Reproduce the listing word for word, leaving every picture behind.
───
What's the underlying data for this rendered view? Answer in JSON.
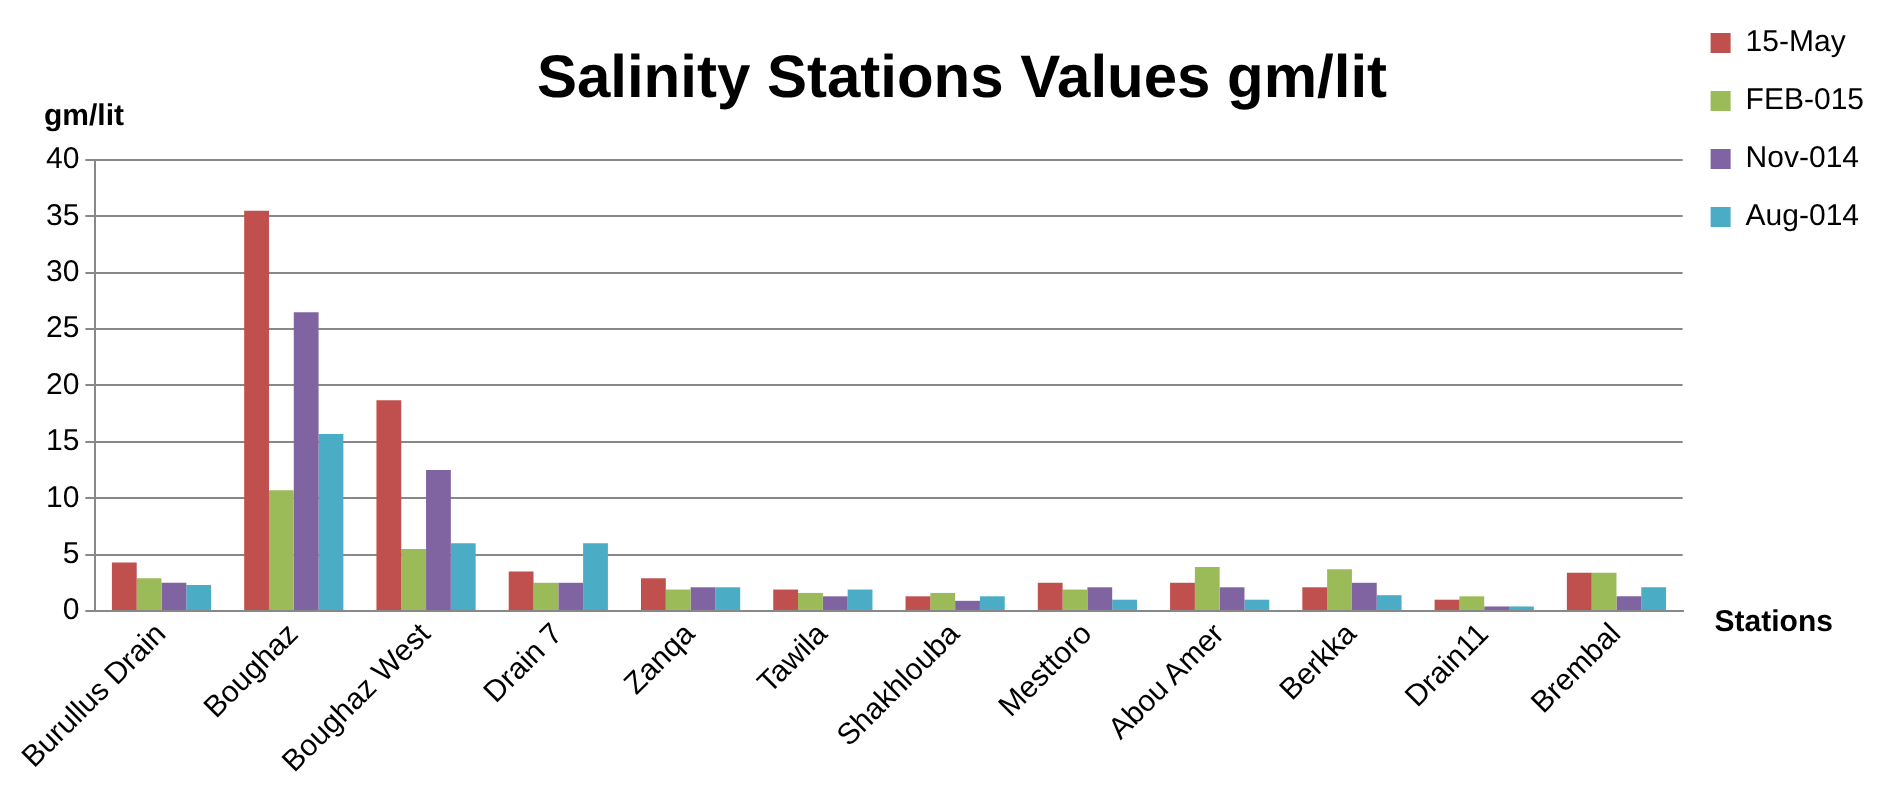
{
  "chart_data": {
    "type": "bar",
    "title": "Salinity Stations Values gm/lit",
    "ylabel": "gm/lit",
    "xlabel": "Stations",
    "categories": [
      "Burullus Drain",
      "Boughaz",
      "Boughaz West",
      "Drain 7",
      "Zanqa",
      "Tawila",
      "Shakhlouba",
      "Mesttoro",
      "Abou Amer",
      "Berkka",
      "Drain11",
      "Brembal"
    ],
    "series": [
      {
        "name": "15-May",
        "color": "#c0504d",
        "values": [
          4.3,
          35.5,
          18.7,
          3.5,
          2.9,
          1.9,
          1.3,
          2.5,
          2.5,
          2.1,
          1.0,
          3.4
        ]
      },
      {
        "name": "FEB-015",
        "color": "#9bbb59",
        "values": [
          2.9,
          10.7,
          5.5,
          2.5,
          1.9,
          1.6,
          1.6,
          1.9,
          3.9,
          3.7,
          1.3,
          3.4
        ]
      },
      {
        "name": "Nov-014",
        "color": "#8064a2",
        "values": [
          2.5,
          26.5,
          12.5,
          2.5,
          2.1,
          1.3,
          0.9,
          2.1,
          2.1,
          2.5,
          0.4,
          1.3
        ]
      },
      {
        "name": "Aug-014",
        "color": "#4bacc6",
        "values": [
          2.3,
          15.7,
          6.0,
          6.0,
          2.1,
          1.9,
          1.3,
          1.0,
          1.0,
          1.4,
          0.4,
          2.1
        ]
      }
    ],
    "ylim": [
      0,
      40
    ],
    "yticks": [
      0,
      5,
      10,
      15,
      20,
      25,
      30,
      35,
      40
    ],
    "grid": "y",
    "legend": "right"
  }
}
───
Correct result —
What's the underlying data for this rendered view? Answer in JSON.
{
  "chart_data": {
    "type": "bar",
    "title": "Salinity Stations Values gm/lit",
    "ylabel": "gm/lit",
    "xlabel": "Stations",
    "categories": [
      "Burullus Drain",
      "Boughaz",
      "Boughaz West",
      "Drain 7",
      "Zanqa",
      "Tawila",
      "Shakhlouba",
      "Mesttoro",
      "Abou Amer",
      "Berkka",
      "Drain11",
      "Brembal"
    ],
    "series": [
      {
        "name": "15-May",
        "color": "#c0504d",
        "values": [
          4.3,
          35.5,
          18.7,
          3.5,
          2.9,
          1.9,
          1.3,
          2.5,
          2.5,
          2.1,
          1.0,
          3.4
        ]
      },
      {
        "name": "FEB-015",
        "color": "#9bbb59",
        "values": [
          2.9,
          10.7,
          5.5,
          2.5,
          1.9,
          1.6,
          1.6,
          1.9,
          3.9,
          3.7,
          1.3,
          3.4
        ]
      },
      {
        "name": "Nov-014",
        "color": "#8064a2",
        "values": [
          2.5,
          26.5,
          12.5,
          2.5,
          2.1,
          1.3,
          0.9,
          2.1,
          2.1,
          2.5,
          0.4,
          1.3
        ]
      },
      {
        "name": "Aug-014",
        "color": "#4bacc6",
        "values": [
          2.3,
          15.7,
          6.0,
          6.0,
          2.1,
          1.9,
          1.3,
          1.0,
          1.0,
          1.4,
          0.4,
          2.1
        ]
      }
    ],
    "ylim": [
      0,
      40
    ],
    "yticks": [
      0,
      5,
      10,
      15,
      20,
      25,
      30,
      35,
      40
    ],
    "grid": "y",
    "legend": "right"
  }
}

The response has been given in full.